(Extracted data entries)

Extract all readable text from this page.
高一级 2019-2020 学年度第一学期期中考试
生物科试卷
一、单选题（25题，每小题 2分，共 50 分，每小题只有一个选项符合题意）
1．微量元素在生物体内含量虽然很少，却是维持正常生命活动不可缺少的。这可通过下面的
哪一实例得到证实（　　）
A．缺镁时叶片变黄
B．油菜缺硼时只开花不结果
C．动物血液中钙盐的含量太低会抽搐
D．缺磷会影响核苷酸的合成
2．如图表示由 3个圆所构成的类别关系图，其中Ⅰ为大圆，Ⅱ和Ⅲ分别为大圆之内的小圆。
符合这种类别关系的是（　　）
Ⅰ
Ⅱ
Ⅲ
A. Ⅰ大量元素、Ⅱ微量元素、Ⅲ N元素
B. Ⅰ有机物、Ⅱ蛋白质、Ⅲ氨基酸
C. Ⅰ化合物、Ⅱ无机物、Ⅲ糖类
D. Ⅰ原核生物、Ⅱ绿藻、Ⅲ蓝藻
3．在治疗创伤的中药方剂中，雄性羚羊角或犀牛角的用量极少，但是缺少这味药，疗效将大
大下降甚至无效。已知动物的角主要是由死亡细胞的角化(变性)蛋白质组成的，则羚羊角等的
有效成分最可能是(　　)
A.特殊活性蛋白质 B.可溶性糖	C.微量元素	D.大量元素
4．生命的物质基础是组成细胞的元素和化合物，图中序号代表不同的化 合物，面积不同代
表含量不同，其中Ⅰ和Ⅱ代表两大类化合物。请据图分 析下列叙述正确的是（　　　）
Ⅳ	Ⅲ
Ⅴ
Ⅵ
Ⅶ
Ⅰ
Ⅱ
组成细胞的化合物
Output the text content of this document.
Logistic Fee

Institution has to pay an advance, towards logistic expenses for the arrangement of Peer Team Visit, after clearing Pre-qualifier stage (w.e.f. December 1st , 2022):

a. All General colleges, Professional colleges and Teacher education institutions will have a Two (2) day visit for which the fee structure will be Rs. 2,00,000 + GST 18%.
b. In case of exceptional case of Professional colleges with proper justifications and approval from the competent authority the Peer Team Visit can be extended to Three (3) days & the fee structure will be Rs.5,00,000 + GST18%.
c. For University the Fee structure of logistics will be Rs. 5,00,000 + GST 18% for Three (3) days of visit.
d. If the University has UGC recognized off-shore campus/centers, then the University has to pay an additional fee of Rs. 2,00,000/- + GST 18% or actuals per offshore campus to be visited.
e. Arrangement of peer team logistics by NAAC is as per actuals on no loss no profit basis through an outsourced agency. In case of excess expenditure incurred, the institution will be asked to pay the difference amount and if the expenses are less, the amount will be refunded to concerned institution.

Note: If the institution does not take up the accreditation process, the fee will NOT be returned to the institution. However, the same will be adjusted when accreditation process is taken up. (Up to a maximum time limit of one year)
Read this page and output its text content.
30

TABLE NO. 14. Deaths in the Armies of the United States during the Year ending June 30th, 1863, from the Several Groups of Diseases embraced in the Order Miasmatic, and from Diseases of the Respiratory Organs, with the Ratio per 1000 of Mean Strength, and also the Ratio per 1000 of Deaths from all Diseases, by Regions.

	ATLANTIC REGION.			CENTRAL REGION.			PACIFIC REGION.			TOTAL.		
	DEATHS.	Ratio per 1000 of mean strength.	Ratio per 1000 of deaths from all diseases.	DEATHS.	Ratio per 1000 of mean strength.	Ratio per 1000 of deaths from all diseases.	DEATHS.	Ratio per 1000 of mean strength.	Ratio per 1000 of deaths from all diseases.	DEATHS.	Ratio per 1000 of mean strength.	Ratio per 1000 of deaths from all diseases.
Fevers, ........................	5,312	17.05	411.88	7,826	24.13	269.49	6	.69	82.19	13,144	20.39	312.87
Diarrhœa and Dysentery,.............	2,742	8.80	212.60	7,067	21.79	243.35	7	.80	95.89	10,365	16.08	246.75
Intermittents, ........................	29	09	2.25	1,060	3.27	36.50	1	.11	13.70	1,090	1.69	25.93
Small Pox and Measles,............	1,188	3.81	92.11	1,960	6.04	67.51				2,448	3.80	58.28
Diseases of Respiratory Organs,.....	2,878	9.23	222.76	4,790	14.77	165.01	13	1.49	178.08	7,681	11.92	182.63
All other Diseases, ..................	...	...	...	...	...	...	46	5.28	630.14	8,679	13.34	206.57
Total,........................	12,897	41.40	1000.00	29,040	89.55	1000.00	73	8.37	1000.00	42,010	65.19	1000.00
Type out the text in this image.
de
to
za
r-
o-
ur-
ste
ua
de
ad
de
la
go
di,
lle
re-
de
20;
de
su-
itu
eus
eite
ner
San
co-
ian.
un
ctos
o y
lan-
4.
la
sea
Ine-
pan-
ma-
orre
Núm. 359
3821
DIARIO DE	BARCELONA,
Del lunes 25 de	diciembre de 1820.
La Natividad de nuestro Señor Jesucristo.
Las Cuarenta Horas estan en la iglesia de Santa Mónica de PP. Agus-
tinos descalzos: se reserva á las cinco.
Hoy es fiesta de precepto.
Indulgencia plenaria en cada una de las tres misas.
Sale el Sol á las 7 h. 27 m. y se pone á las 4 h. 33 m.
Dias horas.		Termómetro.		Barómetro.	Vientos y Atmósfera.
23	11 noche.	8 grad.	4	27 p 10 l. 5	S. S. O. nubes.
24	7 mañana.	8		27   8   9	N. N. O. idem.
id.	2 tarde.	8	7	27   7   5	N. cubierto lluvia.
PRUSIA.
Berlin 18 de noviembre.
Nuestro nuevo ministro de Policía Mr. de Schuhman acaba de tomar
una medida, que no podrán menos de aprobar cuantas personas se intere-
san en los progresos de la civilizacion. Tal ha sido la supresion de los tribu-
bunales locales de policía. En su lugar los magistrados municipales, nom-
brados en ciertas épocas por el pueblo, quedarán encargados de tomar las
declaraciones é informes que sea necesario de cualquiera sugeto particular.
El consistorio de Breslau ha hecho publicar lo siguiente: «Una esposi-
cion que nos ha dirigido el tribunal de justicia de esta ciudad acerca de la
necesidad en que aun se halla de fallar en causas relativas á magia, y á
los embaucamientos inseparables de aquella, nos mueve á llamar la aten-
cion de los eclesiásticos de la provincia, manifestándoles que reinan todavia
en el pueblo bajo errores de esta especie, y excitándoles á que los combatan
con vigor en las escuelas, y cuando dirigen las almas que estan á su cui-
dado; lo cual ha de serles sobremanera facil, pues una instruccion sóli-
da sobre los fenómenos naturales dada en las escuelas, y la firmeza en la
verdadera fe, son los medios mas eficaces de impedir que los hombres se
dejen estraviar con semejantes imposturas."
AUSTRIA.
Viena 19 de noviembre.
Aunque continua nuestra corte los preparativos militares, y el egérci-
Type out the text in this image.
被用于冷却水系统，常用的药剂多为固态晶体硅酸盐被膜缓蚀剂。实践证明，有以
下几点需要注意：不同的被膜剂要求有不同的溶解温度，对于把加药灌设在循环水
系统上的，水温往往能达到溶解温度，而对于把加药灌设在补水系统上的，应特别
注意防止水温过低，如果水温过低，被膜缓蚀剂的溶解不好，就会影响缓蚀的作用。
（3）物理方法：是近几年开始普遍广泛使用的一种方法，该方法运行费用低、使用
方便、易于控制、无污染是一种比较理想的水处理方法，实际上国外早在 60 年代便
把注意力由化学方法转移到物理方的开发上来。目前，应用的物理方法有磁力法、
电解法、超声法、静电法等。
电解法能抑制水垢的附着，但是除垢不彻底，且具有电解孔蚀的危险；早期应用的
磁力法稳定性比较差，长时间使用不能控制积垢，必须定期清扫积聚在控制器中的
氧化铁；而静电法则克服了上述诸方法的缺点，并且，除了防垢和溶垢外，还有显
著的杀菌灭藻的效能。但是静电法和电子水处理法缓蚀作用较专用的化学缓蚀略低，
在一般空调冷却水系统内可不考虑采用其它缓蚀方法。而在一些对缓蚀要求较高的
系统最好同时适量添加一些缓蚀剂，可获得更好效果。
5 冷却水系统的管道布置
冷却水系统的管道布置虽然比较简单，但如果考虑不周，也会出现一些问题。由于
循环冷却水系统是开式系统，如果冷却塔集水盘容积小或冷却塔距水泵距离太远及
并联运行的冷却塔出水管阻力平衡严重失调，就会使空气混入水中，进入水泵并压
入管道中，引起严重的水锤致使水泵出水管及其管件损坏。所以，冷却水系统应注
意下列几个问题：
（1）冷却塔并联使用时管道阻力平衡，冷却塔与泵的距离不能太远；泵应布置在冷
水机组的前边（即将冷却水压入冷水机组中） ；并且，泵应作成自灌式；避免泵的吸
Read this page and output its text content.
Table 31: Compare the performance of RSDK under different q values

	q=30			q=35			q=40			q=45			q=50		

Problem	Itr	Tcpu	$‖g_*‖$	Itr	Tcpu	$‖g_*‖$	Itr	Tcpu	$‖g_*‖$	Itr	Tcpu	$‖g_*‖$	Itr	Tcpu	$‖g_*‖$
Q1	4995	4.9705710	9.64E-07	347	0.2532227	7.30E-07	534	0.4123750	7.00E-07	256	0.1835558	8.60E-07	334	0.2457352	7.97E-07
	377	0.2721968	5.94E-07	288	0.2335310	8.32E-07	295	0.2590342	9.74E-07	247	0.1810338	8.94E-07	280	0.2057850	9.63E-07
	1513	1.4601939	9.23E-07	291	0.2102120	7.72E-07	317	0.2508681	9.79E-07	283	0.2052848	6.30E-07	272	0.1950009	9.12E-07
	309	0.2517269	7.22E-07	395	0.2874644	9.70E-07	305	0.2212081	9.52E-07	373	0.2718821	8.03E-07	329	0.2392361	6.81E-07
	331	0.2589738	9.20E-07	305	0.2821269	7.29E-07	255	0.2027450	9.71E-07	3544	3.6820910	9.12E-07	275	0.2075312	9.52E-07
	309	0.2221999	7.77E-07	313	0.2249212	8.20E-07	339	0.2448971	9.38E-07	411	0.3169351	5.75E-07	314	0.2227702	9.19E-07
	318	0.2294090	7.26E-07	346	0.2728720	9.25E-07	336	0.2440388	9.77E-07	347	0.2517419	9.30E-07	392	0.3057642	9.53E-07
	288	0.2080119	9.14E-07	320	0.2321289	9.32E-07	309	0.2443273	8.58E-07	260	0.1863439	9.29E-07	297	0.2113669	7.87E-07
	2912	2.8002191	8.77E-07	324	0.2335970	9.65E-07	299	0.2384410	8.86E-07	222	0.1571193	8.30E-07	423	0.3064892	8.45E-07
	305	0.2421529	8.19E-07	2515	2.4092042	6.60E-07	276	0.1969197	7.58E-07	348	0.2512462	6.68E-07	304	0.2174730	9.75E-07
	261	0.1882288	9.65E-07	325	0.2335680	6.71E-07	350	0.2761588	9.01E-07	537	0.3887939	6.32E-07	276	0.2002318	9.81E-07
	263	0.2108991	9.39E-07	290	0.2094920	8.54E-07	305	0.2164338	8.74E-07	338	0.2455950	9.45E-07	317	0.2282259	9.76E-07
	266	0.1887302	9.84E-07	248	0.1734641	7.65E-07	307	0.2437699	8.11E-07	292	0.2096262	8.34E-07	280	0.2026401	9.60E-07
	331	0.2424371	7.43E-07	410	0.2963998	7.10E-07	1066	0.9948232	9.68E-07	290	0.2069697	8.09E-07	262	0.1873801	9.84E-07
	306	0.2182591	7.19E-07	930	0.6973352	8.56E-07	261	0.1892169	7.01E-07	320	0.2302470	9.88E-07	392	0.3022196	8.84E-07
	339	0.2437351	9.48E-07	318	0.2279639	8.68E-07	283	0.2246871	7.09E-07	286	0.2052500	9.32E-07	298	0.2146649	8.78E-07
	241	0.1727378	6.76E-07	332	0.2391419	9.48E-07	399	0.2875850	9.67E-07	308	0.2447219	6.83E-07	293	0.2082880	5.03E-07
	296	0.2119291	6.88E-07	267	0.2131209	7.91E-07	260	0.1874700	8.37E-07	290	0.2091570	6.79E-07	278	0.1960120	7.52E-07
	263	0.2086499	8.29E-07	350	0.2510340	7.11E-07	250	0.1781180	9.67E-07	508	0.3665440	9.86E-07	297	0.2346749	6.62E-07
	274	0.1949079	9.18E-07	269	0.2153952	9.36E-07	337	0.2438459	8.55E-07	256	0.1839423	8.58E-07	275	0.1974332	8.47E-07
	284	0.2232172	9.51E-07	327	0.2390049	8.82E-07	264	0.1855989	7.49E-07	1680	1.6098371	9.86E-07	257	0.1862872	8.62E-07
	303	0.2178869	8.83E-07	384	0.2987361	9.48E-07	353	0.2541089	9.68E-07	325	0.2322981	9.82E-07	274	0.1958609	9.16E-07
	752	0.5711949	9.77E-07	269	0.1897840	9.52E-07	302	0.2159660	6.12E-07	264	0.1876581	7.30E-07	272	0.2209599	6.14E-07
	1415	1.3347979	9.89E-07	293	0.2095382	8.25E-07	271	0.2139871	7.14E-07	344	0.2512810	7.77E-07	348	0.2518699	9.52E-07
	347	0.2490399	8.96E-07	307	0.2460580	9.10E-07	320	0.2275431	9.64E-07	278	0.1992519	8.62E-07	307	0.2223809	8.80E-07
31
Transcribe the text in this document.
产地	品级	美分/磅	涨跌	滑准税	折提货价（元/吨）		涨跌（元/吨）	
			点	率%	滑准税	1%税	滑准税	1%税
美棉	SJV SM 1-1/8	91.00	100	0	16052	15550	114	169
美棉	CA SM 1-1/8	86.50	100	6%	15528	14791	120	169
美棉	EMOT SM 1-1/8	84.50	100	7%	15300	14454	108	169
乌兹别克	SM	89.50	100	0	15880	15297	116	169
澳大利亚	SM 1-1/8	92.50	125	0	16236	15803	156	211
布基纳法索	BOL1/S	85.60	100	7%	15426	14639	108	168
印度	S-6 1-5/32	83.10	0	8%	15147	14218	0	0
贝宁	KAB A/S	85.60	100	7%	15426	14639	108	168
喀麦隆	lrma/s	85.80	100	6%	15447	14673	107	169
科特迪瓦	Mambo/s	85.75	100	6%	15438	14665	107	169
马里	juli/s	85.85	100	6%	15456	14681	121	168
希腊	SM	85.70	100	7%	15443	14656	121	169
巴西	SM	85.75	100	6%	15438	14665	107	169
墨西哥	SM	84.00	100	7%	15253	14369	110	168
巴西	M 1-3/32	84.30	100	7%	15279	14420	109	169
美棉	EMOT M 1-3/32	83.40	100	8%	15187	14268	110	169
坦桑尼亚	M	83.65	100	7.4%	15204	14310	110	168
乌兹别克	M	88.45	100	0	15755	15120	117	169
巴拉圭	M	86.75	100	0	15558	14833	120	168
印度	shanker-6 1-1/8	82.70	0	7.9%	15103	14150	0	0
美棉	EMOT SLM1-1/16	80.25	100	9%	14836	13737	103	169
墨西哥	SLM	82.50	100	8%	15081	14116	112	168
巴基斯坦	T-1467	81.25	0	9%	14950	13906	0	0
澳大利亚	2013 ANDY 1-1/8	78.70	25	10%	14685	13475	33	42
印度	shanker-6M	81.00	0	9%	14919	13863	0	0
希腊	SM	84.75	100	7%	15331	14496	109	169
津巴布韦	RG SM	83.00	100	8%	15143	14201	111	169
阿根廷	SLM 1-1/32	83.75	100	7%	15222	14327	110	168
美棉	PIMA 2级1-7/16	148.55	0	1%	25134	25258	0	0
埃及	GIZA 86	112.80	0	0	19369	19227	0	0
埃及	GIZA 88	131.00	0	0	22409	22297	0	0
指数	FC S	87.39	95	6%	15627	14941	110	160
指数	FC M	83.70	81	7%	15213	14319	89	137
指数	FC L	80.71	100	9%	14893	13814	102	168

» Stated task
Which lines include the word "tomar"? List them all.

» Task response
Nuestro nuevo ministro de Policía Mr. de Schuhman acaba de tomar
brados en ciertas épocas por el pueblo, quedarán encargados de tomar las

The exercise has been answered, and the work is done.